## The records
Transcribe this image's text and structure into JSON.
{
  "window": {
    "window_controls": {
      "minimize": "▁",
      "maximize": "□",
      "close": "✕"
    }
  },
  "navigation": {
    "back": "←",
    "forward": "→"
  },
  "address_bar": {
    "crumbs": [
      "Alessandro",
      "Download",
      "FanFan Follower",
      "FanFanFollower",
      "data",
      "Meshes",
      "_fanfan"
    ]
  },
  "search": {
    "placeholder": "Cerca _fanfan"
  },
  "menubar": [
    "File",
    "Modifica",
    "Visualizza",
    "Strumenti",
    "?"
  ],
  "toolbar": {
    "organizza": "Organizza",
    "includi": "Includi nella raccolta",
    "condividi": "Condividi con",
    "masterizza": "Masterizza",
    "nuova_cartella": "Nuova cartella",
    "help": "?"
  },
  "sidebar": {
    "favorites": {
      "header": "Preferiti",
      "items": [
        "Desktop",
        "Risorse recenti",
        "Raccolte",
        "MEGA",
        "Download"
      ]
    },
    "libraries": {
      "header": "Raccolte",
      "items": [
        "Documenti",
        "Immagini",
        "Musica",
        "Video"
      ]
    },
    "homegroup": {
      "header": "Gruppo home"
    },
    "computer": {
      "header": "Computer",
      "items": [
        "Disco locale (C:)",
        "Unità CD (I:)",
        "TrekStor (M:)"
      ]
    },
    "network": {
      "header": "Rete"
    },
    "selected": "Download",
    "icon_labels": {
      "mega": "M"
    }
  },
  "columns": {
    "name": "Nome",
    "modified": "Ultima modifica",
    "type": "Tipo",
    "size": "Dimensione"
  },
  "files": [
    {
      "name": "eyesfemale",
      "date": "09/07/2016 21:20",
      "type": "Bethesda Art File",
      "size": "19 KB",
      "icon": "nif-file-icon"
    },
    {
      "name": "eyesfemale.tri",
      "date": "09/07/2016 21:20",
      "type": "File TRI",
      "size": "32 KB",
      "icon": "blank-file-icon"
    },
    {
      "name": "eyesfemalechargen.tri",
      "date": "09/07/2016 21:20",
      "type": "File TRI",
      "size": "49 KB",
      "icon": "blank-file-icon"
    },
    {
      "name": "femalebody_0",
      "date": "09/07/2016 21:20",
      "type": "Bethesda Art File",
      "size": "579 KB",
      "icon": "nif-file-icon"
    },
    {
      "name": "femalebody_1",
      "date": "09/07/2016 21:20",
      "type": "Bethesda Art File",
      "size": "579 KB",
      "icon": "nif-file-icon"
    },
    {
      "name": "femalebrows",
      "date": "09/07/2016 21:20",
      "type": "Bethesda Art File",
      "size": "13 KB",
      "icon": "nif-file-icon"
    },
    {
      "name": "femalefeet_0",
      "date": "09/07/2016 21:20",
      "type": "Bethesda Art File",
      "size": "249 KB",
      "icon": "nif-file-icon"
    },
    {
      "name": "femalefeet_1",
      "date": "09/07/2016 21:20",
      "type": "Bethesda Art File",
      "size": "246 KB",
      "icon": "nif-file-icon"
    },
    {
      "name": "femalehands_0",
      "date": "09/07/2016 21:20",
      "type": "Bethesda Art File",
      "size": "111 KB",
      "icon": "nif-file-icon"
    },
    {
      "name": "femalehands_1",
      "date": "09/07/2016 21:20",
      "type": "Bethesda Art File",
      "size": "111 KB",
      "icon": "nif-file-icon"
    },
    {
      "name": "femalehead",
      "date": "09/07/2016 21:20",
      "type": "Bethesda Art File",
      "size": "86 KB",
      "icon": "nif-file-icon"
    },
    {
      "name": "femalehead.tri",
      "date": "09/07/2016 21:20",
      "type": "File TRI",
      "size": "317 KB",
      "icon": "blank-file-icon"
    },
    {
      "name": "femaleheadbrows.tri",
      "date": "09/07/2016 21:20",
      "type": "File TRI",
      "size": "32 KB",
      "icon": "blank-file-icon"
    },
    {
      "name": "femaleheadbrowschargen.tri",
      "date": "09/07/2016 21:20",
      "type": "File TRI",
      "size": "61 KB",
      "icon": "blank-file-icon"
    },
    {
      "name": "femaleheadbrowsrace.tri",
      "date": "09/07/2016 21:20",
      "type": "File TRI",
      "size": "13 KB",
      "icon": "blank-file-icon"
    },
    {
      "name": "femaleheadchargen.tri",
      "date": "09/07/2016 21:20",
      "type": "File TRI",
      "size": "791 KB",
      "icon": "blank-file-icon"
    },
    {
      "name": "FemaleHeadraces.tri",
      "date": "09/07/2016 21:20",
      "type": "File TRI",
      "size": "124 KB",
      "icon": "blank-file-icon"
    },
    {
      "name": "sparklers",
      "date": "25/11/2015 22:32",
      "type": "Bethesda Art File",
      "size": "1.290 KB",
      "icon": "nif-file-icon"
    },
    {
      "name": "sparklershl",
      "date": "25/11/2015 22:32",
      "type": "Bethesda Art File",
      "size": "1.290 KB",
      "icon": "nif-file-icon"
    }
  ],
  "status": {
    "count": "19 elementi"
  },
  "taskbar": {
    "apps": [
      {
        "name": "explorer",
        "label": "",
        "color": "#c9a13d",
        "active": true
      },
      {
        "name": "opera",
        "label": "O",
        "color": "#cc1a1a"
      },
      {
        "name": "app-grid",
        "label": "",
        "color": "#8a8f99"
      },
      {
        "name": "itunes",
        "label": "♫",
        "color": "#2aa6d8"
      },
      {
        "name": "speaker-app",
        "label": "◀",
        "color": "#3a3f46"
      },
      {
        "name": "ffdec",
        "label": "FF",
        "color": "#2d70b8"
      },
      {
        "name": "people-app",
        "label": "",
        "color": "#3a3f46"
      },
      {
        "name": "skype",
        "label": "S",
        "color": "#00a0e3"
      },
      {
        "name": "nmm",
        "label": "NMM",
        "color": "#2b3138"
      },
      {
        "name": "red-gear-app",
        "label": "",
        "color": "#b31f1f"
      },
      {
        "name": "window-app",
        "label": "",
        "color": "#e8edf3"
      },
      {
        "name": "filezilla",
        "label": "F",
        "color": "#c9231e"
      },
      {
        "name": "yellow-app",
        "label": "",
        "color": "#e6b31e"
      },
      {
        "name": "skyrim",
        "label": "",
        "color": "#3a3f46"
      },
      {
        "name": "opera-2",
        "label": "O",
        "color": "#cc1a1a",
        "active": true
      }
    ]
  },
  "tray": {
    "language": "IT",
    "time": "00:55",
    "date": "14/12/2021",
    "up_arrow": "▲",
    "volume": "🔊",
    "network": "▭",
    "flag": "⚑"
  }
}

## Job
Restate every record exactly, leaving nothing out.

## Response to the task
Transcribe this image's text and structure into JSON.
{
  "window": {
    "window_controls": {
      "minimize": "▁",
      "maximize": "□",
      "close": "✕"
    }
  },
  "navigation": {
    "back": "←",
    "forward": "→"
  },
  "address_bar": {
    "crumbs": [
      "Alessandro",
      "Download",
      "FanFan Follower",
      "FanFanFollower",
      "data",
      "Meshes",
      "_fanfan"
    ]
  },
  "search": {
    "placeholder": "Cerca _fanfan"
  },
  "menubar": [
    "File",
    "Modifica",
    "Visualizza",
    "Strumenti",
    "?"
  ],
  "toolbar": {
    "organizza": "Organizza",
    "includi": "Includi nella raccolta",
    "condividi": "Condividi con",
    "masterizza": "Masterizza",
    "nuova_cartella": "Nuova cartella",
    "help": "?"
  },
  "sidebar": {
    "favorites": {
      "header": "Preferiti",
      "items": [
        "Desktop",
        "Risorse recenti",
        "Raccolte",
        "MEGA",
        "Download"
      ]
    },
    "libraries": {
      "header": "Raccolte",
      "items": [
        "Documenti",
        "Immagini",
        "Musica",
        "Video"
      ]
    },
    "homegroup": {
      "header": "Gruppo home"
    },
    "computer": {
      "header": "Computer",
      "items": [
        "Disco locale (C:)",
        "Unità CD (I:)",
        "TrekStor (M:)"
      ]
    },
    "network": {
      "header": "Rete"
    },
    "selected": "Download",
    "icon_labels": {
      "mega": "M"
    }
  },
  "columns": {
    "name": "Nome",
    "modified": "Ultima modifica",
    "type": "Tipo",
    "size": "Dimensione"
  },
  "files": [
    {
      "name": "eyesfemale",
      "date": "09/07/2016 21:20",
      "type": "Bethesda Art File",
      "size": "19 KB",
      "icon": "nif-file-icon"
    },
    {
      "name": "eyesfemale.tri",
      "date": "09/07/2016 21:20",
      "type": "File TRI",
      "size": "32 KB",
      "icon": "blank-file-icon"
    },
    {
      "name": "eyesfemalechargen.tri",
      "date": "09/07/2016 21:20",
      "type": "File TRI",
      "size": "49 KB",
      "icon": "blank-file-icon"
    },
    {
      "name": "femalebody_0",
      "date": "09/07/2016 21:20",
      "type": "Bethesda Art File",
      "size": "579 KB",
      "icon": "nif-file-icon"
    },
    {
      "name": "femalebody_1",
      "date": "09/07/2016 21:20",
      "type": "Bethesda Art File",
      "size": "579 KB",
      "icon": "nif-file-icon"
    },
    {
      "name": "femalebrows",
      "date": "09/07/2016 21:20",
      "type": "Bethesda Art File",
      "size": "13 KB",
      "icon": "nif-file-icon"
    },
    {
      "name": "femalefeet_0",
      "date": "09/07/2016 21:20",
      "type": "Bethesda Art File",
      "size": "249 KB",
      "icon": "nif-file-icon"
    },
    {
      "name": "femalefeet_1",
      "date": "09/07/2016 21:20",
      "type": "Bethesda Art File",
      "size": "246 KB",
      "icon": "nif-file-icon"
    },
    {
      "name": "femalehands_0",
      "date": "09/07/2016 21:20",
      "type": "Bethesda Art File",
      "size": "111 KB",
      "icon": "nif-file-icon"
    },
    {
      "name": "femalehands_1",
      "date": "09/07/2016 21:20",
      "type": "Bethesda Art File",
      "size": "111 KB",
      "icon": "nif-file-icon"
    },
    {
      "name": "femalehead",
      "date": "09/07/2016 21:20",
      "type": "Bethesda Art File",
      "size": "86 KB",
      "icon": "nif-file-icon"
    },
    {
      "name": "femalehead.tri",
      "date": "09/07/2016 21:20",
      "type": "File TRI",
      "size": "317 KB",
      "icon": "blank-file-icon"
    },
    {
      "name": "femaleheadbrows.tri",
      "date": "09/07/2016 21:20",
      "type": "File TRI",
      "size": "32 KB",
      "icon": "blank-file-icon"
    },
    {
      "name": "femaleheadbrowschargen.tri",
      "date": "09/07/2016 21:20",
      "type": "File TRI",
      "size": "61 KB",
      "icon": "blank-file-icon"
    },
    {
      "name": "femaleheadbrowsrace.tri",
      "date": "09/07/2016 21:20",
      "type": "File TRI",
      "size": "13 KB",
      "icon": "blank-file-icon"
    },
    {
      "name": "femaleheadchargen.tri",
      "date": "09/07/2016 21:20",
      "type": "File TRI",
      "size": "791 KB",
      "icon": "blank-file-icon"
    },
    {
      "name": "FemaleHeadraces.tri",
      "date": "09/07/2016 21:20",
      "type": "File TRI",
      "size": "124 KB",
      "icon": "blank-file-icon"
    },
    {
      "name": "sparklers",
      "date": "25/11/2015 22:32",
      "type": "Bethesda Art File",
      "size": "1.290 KB",
      "icon": "nif-file-icon"
    },
    {
      "name": "sparklershl",
      "date": "25/11/2015 22:32",
      "type": "Bethesda Art File",
      "size": "1.290 KB",
      "icon": "nif-file-icon"
    }
  ],
  "status": {
    "count": "19 elementi"
  },
  "taskbar": {
    "apps": [
      {
        "name": "explorer",
        "label": "",
        "color": "#c9a13d",
        "active": true
      },
      {
        "name": "opera",
        "label": "O",
        "color": "#cc1a1a"
      },
      {
        "name": "app-grid",
        "label": "",
        "color": "#8a8f99"
      },
      {
        "name": "itunes",
        "label": "♫",
        "color": "#2aa6d8"
      },
      {
        "name": "speaker-app",
        "label": "◀",
        "color": "#3a3f46"
      },
      {
        "name": "ffdec",
        "label": "FF",
        "color": "#2d70b8"
      },
      {
        "name": "people-app",
        "label": "",
        "color": "#3a3f46"
      },
      {
        "name": "skype",
        "label": "S",
        "color": "#00a0e3"
      },
      {
        "name": "nmm",
        "label": "NMM",
        "color": "#2b3138"
      },
      {
        "name": "red-gear-app",
        "label": "",
        "color": "#b31f1f"
      },
      {
        "name": "window-app",
        "label": "",
        "color": "#e8edf3"
      },
      {
        "name": "filezilla",
        "label": "F",
        "color": "#c9231e"
      },
      {
        "name": "yellow-app",
        "label": "",
        "color": "#e6b31e"
      },
      {
        "name": "skyrim",
        "label": "",
        "color": "#3a3f46"
      },
      {
        "name": "opera-2",
        "label": "O",
        "color": "#cc1a1a",
        "active": true
      }
    ]
  },
  "tray": {
    "language": "IT",
    "time": "00:55",
    "date": "14/12/2021",
    "up_arrow": "▲",
    "volume": "🔊",
    "network": "▭",
    "flag": "⚑"
  }
}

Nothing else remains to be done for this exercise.